◆ **What you have to do**: In the listing below, how many lines contain the word "Medium"? Please respond with the number only.

◆ **Record extracts**:
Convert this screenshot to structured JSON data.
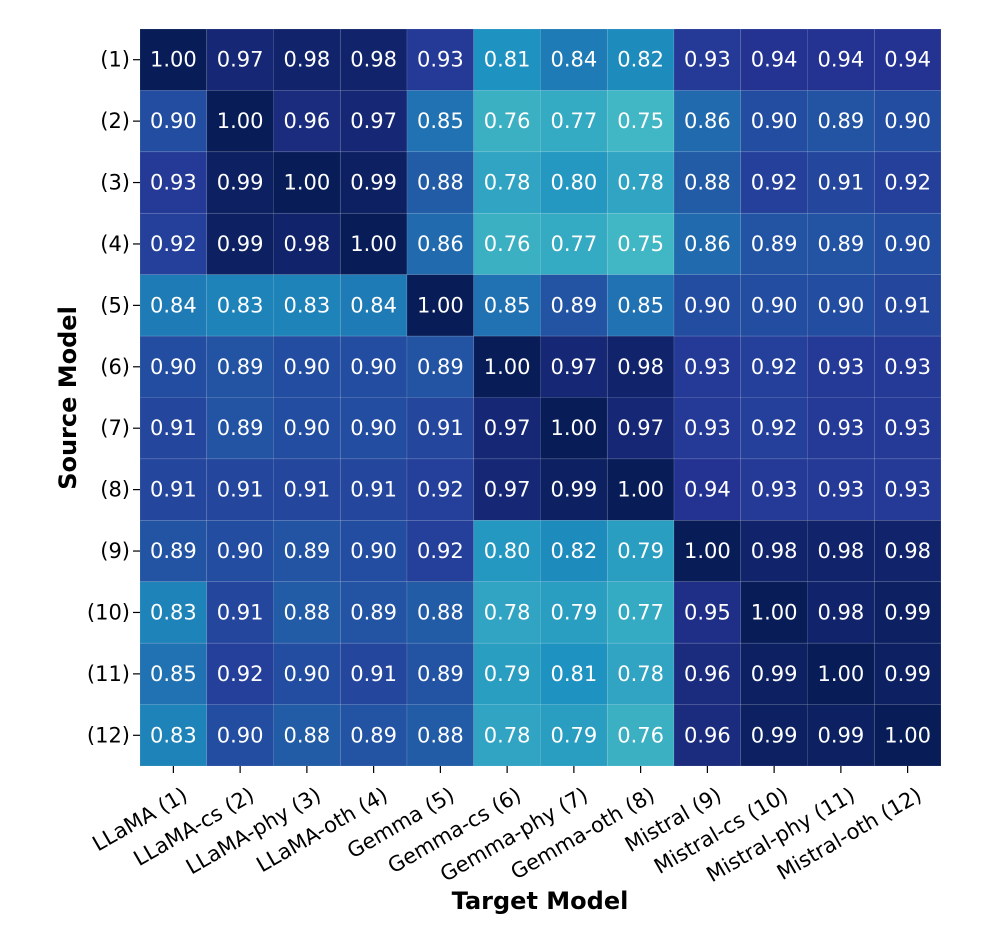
{
  "chart_data": {
    "type": "heatmap",
    "xlabel": "Target Model",
    "ylabel": "Source Model",
    "x_categories": [
      "LLaMA (1)",
      "LLaMA-cs (2)",
      "LLaMA-phy (3)",
      "LLaMA-oth (4)",
      "Gemma (5)",
      "Gemma-cs (6)",
      "Gemma-phy (7)",
      "Gemma-oth (8)",
      "Mistral (9)",
      "Mistral-cs (10)",
      "Mistral-phy (11)",
      "Mistral-oth (12)"
    ],
    "y_categories": [
      "(1)",
      "(2)",
      "(3)",
      "(4)",
      "(5)",
      "(6)",
      "(7)",
      "(8)",
      "(9)",
      "(10)",
      "(11)",
      "(12)"
    ],
    "values": [
      [
        1.0,
        0.97,
        0.98,
        0.98,
        0.93,
        0.81,
        0.84,
        0.82,
        0.93,
        0.94,
        0.94,
        0.94
      ],
      [
        0.9,
        1.0,
        0.96,
        0.97,
        0.85,
        0.76,
        0.77,
        0.75,
        0.86,
        0.9,
        0.89,
        0.9
      ],
      [
        0.93,
        0.99,
        1.0,
        0.99,
        0.88,
        0.78,
        0.8,
        0.78,
        0.88,
        0.92,
        0.91,
        0.92
      ],
      [
        0.92,
        0.99,
        0.98,
        1.0,
        0.86,
        0.76,
        0.77,
        0.75,
        0.86,
        0.89,
        0.89,
        0.9
      ],
      [
        0.84,
        0.83,
        0.83,
        0.84,
        1.0,
        0.85,
        0.89,
        0.85,
        0.9,
        0.9,
        0.9,
        0.91
      ],
      [
        0.9,
        0.89,
        0.9,
        0.9,
        0.89,
        1.0,
        0.97,
        0.98,
        0.93,
        0.92,
        0.93,
        0.93
      ],
      [
        0.91,
        0.89,
        0.9,
        0.9,
        0.91,
        0.97,
        1.0,
        0.97,
        0.93,
        0.92,
        0.93,
        0.93
      ],
      [
        0.91,
        0.91,
        0.91,
        0.91,
        0.92,
        0.97,
        0.99,
        1.0,
        0.94,
        0.93,
        0.93,
        0.93
      ],
      [
        0.89,
        0.9,
        0.89,
        0.9,
        0.92,
        0.8,
        0.82,
        0.79,
        1.0,
        0.98,
        0.98,
        0.98
      ],
      [
        0.83,
        0.91,
        0.88,
        0.89,
        0.88,
        0.78,
        0.79,
        0.77,
        0.95,
        1.0,
        0.98,
        0.99
      ],
      [
        0.85,
        0.92,
        0.9,
        0.91,
        0.89,
        0.79,
        0.81,
        0.78,
        0.96,
        0.99,
        1.0,
        0.99
      ],
      [
        0.83,
        0.9,
        0.88,
        0.89,
        0.88,
        0.78,
        0.79,
        0.76,
        0.96,
        0.99,
        0.99,
        1.0
      ]
    ],
    "value_range": [
      0.75,
      1.0
    ],
    "colormap": "YlGnBu",
    "grid": true,
    "legend": "none"
  },
  "colors": {
    "low": "#41b6c4",
    "mid_low": "#1d91c0",
    "mid": "#225ea8",
    "mid_high": "#253494",
    "high": "#081d58",
    "cell_text": "#ffffff",
    "axis_text": "#000000"
  }
}
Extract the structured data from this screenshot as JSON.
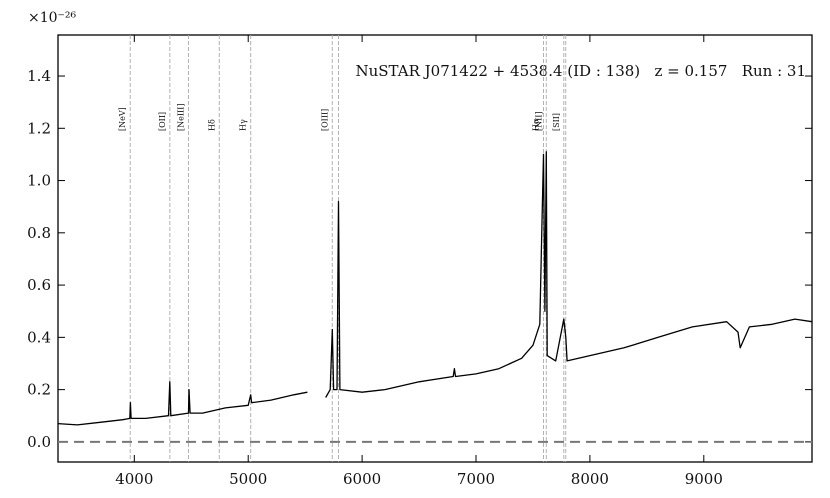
{
  "chart_data": {
    "type": "line",
    "annotation": "NuSTAR J071422 + 4538.4 (ID : 138)   z = 0.157   Run : 31",
    "y_offset_label": "×10⁻²⁶",
    "xlim": [
      3330,
      9950
    ],
    "ylim": [
      -0.077,
      1.557
    ],
    "xticks": [
      4000,
      5000,
      6000,
      7000,
      8000,
      9000
    ],
    "yticks": [
      {
        "value": 0,
        "label": "0.0"
      },
      0.2,
      0.4,
      0.6,
      0.8,
      {
        "value": 1,
        "label": "1.0"
      },
      1.2,
      1.4
    ],
    "hline": 0,
    "lines": [
      {
        "label": "[NeV]",
        "x": [
          3964
        ]
      },
      {
        "label": "[OII]",
        "x": [
          4312
        ]
      },
      {
        "label": "[NeIII]",
        "x": [
          4476
        ]
      },
      {
        "label": "Hδ",
        "x": [
          4746
        ]
      },
      {
        "label": "Hγ",
        "x": [
          5022
        ]
      },
      {
        "label": "[OIII]",
        "x": [
          5738,
          5793
        ]
      },
      {
        "label": "Hα",
        "x": [
          7593
        ]
      },
      {
        "label": "[NII]",
        "x": [
          7617
        ]
      },
      {
        "label": "[SII]",
        "x": [
          7771,
          7788
        ]
      }
    ],
    "series": [
      {
        "color": "#000000",
        "x": [
          3330,
          3500,
          3700,
          3900,
          3960,
          3966,
          3972,
          4100,
          4300,
          4312,
          4320,
          4476,
          4480,
          4490,
          4600,
          4800,
          5000,
          5022,
          5030,
          5200,
          5400,
          5520,
          5600,
          5680,
          5720,
          5738,
          5750,
          5780,
          5793,
          5805,
          6000,
          6200,
          6500,
          6800,
          6810,
          6820,
          7000,
          7200,
          7300,
          7400,
          7500,
          7560,
          7580,
          7593,
          7605,
          7617,
          7625,
          7700,
          7771,
          7788,
          7800,
          8000,
          8300,
          8600,
          8900,
          9200,
          9300,
          9320,
          9400,
          9600,
          9800,
          9950
        ],
        "values": [
          0.07,
          0.065,
          0.075,
          0.085,
          0.09,
          0.15,
          0.09,
          0.09,
          0.1,
          0.23,
          0.1,
          0.11,
          0.2,
          0.11,
          0.11,
          0.13,
          0.14,
          0.18,
          0.15,
          0.16,
          0.18,
          0.19,
          null,
          0.17,
          0.2,
          0.43,
          0.2,
          0.2,
          0.92,
          0.2,
          0.19,
          0.2,
          0.23,
          0.25,
          0.28,
          0.25,
          0.26,
          0.28,
          0.3,
          0.32,
          0.37,
          0.45,
          0.86,
          1.1,
          0.5,
          1.11,
          0.33,
          0.31,
          0.47,
          0.4,
          0.31,
          0.33,
          0.36,
          0.4,
          0.44,
          0.46,
          0.42,
          0.36,
          0.44,
          0.45,
          0.47,
          0.46
        ]
      }
    ]
  }
}
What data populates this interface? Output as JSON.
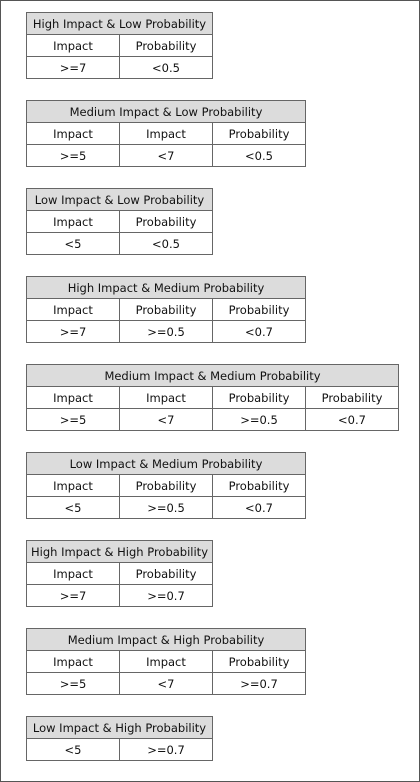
{
  "tables": [
    {
      "title": "High Impact & Low Probability",
      "headers": [
        "Impact",
        "Probability"
      ],
      "values": [
        ">=7",
        "<0.5"
      ]
    },
    {
      "title": "Medium Impact & Low Probability",
      "headers": [
        "Impact",
        "Impact",
        "Probability"
      ],
      "values": [
        ">=5",
        "<7",
        "<0.5"
      ]
    },
    {
      "title": "Low Impact & Low Probability",
      "headers": [
        "Impact",
        "Probability"
      ],
      "values": [
        "<5",
        "<0.5"
      ]
    },
    {
      "title": "High Impact & Medium Probability",
      "headers": [
        "Impact",
        "Probability",
        "Probability"
      ],
      "values": [
        ">=7",
        ">=0.5",
        "<0.7"
      ]
    },
    {
      "title": "Medium Impact & Medium Probability",
      "headers": [
        "Impact",
        "Impact",
        "Probability",
        "Probability"
      ],
      "values": [
        ">=5",
        "<7",
        ">=0.5",
        "<0.7"
      ]
    },
    {
      "title": "Low Impact & Medium Probability",
      "headers": [
        "Impact",
        "Probability",
        "Probability"
      ],
      "values": [
        "<5",
        ">=0.5",
        "<0.7"
      ]
    },
    {
      "title": "High Impact & High Probability",
      "headers": [
        "Impact",
        "Probability"
      ],
      "values": [
        ">=7",
        ">=0.7"
      ]
    },
    {
      "title": "Medium Impact & High Probability",
      "headers": [
        "Impact",
        "Impact",
        "Probability"
      ],
      "values": [
        ">=5",
        "<7",
        ">=0.7"
      ]
    },
    {
      "title": "Low Impact & High Probability",
      "values": [
        "<5",
        ">=0.7"
      ]
    }
  ]
}
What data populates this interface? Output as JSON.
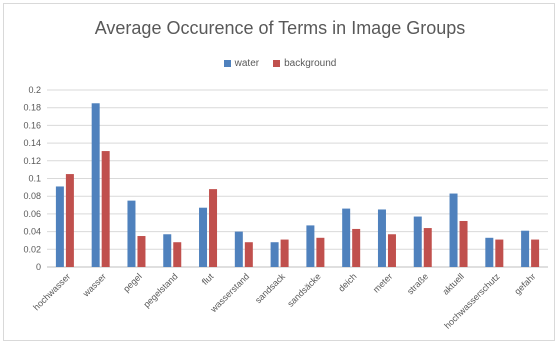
{
  "chart_data": {
    "type": "bar",
    "title": "Average Occurence  of Terms in Image Groups",
    "categories": [
      "hochwasser",
      "wasser",
      "pegel",
      "pegelstand",
      "flut",
      "wasserstand",
      "sandsack",
      "sandsäcke",
      "deich",
      "meter",
      "straße",
      "aktuell",
      "hochwasserschutz",
      "gefahr"
    ],
    "series": [
      {
        "name": "water",
        "color": "#4f81bd",
        "values": [
          0.091,
          0.185,
          0.075,
          0.037,
          0.067,
          0.04,
          0.028,
          0.047,
          0.066,
          0.065,
          0.057,
          0.083,
          0.033,
          0.041
        ]
      },
      {
        "name": "background",
        "color": "#c0504d",
        "values": [
          0.105,
          0.131,
          0.035,
          0.028,
          0.088,
          0.028,
          0.031,
          0.033,
          0.043,
          0.037,
          0.044,
          0.052,
          0.031,
          0.031
        ]
      }
    ],
    "ylim": [
      0,
      0.2
    ],
    "yticks": [
      "0",
      "0.02",
      "0.04",
      "0.06",
      "0.08",
      "0.1",
      "0.12",
      "0.14",
      "0.16",
      "0.18",
      "0.2"
    ],
    "grid": true,
    "legend": "top-center",
    "xlabel": "",
    "ylabel": ""
  }
}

◆ **Written solution**: 5